What the task asks ▸
Look through the entries below and count the lines that contain "America". Reply with that number only.

Source records ▸
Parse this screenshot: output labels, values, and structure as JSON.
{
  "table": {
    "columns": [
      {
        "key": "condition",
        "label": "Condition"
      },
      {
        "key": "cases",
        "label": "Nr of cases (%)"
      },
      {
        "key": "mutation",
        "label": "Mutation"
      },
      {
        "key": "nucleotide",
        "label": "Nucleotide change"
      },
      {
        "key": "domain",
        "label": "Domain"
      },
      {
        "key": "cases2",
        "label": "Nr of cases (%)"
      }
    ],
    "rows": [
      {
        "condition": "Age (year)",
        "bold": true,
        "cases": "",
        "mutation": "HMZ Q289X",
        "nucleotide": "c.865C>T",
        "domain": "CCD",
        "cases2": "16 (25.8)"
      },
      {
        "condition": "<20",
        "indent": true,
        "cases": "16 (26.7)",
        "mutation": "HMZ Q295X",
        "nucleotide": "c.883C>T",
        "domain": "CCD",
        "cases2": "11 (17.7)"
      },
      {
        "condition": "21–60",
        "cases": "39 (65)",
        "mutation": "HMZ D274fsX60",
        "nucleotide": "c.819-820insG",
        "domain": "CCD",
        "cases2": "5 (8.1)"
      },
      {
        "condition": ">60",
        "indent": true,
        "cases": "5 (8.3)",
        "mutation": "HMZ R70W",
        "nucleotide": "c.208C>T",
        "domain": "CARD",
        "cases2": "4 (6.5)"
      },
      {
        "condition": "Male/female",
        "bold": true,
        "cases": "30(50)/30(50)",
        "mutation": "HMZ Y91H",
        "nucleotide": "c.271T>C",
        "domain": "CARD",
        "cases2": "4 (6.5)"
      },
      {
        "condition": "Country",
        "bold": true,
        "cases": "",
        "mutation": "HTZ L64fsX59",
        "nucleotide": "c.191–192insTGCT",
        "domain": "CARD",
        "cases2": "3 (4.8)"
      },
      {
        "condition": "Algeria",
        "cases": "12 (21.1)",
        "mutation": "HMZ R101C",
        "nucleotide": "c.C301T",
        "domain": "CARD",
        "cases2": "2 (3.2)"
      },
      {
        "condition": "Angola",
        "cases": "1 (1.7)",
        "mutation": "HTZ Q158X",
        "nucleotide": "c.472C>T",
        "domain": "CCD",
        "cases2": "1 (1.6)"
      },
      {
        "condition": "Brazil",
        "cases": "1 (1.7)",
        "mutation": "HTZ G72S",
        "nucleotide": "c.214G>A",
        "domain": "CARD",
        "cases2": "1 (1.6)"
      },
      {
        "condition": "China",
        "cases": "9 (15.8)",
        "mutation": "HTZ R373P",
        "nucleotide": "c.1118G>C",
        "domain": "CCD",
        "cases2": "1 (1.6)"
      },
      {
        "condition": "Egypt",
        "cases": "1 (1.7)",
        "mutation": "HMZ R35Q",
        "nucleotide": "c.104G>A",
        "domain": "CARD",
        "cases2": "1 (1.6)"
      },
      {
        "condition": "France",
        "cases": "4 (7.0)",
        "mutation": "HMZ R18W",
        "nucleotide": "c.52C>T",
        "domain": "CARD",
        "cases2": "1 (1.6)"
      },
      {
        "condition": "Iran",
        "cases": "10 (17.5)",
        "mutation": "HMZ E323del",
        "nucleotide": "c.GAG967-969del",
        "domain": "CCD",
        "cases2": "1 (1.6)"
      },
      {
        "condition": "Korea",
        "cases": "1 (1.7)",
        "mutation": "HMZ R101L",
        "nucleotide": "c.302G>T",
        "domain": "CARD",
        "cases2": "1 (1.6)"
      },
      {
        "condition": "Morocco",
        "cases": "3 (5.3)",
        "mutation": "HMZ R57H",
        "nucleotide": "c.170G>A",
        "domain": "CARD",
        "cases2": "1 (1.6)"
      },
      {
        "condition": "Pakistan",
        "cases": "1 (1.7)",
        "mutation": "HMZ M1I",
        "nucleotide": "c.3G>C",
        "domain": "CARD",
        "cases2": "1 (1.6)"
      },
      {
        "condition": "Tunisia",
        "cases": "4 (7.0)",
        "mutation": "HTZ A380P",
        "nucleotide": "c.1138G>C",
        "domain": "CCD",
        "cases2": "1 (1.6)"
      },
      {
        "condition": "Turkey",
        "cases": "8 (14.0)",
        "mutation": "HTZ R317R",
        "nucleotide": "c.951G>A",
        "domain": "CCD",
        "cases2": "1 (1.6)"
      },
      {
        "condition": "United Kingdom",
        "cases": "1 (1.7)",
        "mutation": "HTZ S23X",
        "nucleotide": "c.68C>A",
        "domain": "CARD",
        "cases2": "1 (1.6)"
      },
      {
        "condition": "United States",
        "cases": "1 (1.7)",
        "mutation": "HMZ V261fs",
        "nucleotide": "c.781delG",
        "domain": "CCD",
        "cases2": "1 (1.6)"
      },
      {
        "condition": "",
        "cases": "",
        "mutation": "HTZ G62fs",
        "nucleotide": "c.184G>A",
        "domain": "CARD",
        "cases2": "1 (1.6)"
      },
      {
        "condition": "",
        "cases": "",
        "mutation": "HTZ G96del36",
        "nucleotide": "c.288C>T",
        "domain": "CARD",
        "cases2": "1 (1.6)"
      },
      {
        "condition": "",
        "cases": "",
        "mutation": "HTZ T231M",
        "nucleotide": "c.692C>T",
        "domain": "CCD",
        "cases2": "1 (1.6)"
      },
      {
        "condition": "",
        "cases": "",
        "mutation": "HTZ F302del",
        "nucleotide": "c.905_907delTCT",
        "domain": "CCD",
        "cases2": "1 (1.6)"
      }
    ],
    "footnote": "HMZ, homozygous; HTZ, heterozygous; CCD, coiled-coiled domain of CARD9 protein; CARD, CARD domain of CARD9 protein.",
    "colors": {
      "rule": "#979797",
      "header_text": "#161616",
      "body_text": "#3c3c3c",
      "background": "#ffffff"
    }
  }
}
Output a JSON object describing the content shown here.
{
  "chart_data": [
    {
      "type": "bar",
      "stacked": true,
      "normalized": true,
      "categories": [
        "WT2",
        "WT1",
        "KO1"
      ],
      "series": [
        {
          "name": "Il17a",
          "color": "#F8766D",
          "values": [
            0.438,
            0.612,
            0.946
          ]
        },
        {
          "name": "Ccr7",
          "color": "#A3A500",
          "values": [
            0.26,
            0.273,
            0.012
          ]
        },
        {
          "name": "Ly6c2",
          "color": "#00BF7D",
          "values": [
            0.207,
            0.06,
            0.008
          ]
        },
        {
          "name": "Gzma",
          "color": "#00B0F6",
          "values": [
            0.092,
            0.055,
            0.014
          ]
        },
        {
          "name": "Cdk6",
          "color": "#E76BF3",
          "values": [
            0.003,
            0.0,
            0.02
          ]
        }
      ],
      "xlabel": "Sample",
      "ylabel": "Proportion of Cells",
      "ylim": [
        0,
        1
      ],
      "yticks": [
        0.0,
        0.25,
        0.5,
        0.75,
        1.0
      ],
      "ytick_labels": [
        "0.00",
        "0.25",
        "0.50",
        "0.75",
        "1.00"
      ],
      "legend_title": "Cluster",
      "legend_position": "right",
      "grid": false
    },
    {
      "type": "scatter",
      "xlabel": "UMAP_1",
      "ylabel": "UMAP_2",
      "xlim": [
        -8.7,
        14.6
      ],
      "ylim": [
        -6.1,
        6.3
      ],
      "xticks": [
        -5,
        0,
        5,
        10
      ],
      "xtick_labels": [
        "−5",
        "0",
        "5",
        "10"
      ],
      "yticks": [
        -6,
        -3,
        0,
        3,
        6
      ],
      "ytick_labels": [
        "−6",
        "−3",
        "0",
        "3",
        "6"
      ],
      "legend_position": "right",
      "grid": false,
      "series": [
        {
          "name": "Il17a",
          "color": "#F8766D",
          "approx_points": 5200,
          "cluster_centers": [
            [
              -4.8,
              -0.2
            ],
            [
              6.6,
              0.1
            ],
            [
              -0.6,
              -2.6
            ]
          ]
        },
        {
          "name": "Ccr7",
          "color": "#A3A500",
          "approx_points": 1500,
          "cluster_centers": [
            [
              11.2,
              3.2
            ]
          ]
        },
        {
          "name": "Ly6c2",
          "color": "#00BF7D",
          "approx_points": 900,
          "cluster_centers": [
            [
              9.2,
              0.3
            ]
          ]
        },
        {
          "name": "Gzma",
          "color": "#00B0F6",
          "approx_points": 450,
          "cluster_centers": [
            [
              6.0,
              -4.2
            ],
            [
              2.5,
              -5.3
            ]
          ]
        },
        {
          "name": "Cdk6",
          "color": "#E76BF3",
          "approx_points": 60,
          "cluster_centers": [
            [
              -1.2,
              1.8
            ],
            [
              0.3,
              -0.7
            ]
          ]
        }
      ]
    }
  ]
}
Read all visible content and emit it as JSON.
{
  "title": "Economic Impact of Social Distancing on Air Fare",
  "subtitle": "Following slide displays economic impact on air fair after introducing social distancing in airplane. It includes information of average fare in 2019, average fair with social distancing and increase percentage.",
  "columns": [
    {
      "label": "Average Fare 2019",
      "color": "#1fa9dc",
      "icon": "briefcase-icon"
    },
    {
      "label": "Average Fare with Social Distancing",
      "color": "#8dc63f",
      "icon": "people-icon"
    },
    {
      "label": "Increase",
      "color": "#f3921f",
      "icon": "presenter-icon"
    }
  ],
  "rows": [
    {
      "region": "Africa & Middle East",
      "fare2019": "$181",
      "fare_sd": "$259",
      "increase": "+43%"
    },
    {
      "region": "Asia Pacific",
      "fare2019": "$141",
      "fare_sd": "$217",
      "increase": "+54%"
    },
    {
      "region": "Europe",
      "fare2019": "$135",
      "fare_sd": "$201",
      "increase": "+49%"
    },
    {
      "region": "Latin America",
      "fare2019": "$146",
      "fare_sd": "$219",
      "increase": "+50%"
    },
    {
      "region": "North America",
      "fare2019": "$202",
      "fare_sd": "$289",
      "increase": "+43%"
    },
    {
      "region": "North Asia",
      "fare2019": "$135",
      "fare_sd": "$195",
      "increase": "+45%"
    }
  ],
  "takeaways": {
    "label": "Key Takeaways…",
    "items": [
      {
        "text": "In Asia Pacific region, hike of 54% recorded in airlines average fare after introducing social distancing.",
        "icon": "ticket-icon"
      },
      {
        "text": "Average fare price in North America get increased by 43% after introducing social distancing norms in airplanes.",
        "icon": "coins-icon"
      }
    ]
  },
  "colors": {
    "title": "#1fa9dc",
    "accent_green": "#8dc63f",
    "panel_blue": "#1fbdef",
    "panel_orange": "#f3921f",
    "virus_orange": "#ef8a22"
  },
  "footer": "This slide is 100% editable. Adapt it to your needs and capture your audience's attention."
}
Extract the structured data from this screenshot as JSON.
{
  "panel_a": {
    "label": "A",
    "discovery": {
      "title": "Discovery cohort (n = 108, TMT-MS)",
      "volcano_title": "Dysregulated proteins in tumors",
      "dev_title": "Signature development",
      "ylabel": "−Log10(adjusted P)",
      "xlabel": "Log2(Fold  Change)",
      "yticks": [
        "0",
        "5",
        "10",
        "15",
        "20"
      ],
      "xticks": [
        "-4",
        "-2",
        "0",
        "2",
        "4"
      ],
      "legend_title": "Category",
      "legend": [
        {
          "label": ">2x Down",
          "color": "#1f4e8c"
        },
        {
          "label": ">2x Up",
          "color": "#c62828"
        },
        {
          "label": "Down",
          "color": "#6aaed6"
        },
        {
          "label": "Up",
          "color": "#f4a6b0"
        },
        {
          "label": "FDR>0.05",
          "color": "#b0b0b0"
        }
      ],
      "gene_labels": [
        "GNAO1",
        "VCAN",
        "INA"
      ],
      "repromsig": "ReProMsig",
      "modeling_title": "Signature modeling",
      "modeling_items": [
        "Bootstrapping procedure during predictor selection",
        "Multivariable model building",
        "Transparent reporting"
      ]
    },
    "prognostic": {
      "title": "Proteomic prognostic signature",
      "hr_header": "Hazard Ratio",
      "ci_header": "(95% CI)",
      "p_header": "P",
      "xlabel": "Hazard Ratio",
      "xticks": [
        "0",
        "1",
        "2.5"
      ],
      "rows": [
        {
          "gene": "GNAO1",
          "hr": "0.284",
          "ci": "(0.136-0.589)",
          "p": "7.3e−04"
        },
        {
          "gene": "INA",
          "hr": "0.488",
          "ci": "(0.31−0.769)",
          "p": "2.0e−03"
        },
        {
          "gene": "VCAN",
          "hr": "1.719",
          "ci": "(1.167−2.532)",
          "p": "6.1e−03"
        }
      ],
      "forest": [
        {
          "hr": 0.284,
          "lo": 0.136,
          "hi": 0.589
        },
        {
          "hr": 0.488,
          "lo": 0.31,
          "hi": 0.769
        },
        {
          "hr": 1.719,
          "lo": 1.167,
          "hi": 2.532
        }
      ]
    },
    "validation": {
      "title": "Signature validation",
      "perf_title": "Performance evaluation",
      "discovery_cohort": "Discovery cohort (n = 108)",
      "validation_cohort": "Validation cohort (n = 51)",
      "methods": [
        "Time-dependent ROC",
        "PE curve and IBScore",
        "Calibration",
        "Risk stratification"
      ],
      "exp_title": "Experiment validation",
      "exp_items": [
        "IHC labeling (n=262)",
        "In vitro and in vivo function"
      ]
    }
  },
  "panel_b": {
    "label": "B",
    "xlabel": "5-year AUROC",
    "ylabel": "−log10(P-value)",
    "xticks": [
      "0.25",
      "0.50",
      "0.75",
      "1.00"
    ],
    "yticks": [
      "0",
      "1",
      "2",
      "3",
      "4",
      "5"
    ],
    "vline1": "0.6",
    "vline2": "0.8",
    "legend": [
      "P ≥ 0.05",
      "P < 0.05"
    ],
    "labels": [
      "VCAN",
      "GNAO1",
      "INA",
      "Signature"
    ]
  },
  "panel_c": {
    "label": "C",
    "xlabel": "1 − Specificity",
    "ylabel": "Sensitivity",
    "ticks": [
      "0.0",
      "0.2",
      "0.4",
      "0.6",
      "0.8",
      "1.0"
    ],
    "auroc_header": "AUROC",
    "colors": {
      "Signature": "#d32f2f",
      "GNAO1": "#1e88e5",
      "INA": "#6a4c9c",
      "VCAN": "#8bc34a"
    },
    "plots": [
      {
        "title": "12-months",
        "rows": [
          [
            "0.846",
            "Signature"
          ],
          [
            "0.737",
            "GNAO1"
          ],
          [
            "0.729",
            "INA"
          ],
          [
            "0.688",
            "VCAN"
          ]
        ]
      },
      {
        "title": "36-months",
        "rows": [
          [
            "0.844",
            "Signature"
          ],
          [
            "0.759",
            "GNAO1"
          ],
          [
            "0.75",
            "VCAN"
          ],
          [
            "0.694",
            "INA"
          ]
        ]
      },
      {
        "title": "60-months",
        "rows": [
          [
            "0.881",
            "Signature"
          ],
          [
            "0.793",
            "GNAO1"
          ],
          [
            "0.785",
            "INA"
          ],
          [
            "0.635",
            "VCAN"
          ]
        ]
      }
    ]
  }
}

Task solution ▸
3